Dataset entries =
/---

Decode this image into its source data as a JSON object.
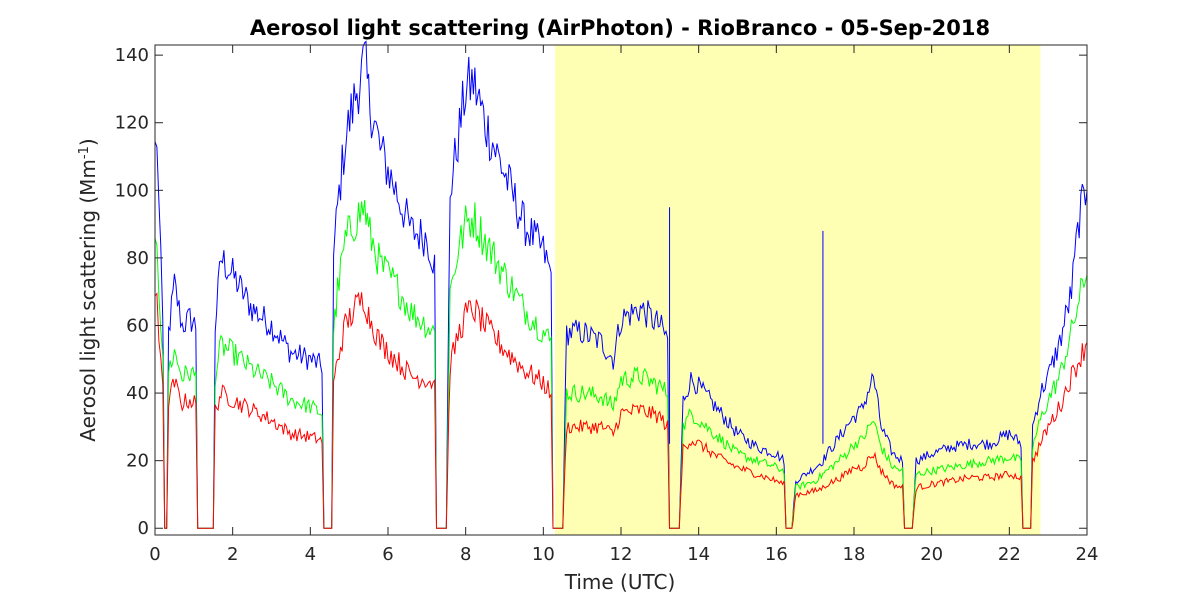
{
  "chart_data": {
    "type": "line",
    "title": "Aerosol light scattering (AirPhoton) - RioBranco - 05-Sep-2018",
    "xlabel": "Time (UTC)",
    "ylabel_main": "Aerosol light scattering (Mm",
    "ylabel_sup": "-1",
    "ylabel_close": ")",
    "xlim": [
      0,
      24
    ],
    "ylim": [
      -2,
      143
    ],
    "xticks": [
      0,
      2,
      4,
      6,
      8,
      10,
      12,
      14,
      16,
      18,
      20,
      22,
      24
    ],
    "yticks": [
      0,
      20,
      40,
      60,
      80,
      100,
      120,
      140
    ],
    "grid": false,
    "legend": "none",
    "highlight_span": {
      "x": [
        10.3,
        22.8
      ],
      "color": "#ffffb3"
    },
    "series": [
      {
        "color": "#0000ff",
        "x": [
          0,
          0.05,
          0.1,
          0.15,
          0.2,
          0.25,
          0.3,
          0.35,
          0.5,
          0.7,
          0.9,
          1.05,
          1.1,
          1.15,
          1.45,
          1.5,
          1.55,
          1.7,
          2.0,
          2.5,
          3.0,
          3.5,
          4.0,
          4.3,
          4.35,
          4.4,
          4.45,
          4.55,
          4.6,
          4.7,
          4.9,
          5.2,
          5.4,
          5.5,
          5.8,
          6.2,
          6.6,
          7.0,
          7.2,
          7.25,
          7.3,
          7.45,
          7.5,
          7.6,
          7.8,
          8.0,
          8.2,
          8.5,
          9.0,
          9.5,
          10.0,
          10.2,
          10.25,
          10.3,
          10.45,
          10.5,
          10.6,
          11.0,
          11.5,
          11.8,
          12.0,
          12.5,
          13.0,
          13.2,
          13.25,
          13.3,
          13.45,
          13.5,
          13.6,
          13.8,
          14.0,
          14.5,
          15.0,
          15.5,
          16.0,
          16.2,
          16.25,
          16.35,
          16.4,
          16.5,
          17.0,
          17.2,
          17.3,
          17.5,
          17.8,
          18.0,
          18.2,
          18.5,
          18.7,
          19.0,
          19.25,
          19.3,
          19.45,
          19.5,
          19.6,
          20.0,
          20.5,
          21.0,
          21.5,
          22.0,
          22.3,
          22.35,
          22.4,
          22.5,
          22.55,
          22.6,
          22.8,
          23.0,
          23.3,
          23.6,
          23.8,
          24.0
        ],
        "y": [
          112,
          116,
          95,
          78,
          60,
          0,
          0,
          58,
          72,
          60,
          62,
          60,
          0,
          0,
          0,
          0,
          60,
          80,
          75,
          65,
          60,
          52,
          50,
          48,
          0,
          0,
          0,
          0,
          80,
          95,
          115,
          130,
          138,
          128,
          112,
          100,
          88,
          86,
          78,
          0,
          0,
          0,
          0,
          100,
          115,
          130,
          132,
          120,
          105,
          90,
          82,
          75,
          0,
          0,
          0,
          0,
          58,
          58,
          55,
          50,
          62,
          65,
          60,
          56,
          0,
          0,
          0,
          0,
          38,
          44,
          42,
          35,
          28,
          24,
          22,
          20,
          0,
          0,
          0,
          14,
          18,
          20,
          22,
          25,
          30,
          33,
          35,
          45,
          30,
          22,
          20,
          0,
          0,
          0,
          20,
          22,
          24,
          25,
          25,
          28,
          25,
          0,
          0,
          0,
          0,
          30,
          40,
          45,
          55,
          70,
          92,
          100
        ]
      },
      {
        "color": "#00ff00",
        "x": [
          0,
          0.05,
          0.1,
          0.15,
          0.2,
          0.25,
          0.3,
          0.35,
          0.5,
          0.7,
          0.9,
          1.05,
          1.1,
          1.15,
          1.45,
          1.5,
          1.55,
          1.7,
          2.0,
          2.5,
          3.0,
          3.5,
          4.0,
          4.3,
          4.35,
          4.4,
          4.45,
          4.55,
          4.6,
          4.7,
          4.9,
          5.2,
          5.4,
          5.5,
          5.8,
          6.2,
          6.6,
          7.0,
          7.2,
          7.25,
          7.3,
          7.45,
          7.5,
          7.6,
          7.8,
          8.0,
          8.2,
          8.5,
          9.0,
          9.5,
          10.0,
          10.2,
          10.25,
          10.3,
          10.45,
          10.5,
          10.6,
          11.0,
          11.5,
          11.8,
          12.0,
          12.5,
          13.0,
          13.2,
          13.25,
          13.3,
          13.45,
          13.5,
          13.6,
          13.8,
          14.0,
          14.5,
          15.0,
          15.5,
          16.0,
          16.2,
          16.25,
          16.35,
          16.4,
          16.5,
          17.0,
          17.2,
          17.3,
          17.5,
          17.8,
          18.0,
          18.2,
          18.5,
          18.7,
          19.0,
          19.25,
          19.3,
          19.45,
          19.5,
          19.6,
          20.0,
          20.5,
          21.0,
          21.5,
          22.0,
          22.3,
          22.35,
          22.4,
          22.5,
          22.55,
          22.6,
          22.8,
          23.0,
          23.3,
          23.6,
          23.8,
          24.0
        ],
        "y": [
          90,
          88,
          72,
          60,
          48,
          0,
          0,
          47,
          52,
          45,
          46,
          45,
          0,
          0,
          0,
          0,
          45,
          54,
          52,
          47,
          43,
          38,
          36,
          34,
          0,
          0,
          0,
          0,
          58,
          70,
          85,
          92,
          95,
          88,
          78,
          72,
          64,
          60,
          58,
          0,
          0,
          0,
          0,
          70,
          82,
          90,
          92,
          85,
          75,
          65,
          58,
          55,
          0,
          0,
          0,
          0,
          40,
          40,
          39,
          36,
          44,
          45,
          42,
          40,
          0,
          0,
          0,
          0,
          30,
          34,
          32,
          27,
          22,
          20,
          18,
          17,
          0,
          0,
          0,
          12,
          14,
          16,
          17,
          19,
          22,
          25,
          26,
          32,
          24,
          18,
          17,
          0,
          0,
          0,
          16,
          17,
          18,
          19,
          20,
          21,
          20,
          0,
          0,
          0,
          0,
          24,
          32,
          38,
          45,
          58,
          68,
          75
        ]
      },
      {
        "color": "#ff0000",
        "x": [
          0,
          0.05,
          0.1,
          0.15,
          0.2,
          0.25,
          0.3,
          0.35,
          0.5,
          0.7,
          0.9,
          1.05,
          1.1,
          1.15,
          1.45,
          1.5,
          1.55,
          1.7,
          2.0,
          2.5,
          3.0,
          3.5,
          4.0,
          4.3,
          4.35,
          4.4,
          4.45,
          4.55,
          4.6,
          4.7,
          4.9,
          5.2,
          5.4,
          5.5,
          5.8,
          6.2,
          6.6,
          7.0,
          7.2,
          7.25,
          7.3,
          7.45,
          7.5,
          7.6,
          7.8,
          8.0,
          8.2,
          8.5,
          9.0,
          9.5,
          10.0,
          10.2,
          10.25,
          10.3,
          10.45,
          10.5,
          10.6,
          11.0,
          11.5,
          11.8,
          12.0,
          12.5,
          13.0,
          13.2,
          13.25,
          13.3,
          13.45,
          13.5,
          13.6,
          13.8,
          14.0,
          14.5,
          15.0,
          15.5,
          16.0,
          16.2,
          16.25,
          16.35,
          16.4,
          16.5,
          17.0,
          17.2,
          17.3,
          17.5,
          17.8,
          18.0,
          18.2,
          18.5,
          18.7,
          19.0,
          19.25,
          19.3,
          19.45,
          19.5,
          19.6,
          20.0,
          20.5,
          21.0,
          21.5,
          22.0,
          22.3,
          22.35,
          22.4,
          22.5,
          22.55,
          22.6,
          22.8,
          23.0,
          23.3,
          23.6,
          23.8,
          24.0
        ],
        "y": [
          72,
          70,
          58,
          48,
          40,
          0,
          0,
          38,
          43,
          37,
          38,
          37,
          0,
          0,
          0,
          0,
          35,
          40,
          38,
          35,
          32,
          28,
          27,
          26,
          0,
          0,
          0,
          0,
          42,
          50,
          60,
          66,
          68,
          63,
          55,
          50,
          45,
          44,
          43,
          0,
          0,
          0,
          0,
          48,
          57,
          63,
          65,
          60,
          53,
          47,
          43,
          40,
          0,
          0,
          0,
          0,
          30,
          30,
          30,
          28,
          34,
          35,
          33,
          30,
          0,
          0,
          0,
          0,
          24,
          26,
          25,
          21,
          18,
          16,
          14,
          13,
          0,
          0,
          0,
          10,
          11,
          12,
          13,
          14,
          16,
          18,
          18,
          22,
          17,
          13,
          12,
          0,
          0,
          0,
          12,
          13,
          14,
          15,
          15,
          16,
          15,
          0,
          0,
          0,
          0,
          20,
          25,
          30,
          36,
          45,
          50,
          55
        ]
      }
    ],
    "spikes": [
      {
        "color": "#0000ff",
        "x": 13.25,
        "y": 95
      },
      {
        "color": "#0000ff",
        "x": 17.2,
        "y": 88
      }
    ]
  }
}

\---

To be done = Read the data above and pull out each line that holds the string "Aerosol".

Correct answer =
    "title": "Aerosol light scattering (AirPhoton) - RioBranco - 05-Sep-2018",
    "ylabel_main": "Aerosol light scattering (Mm",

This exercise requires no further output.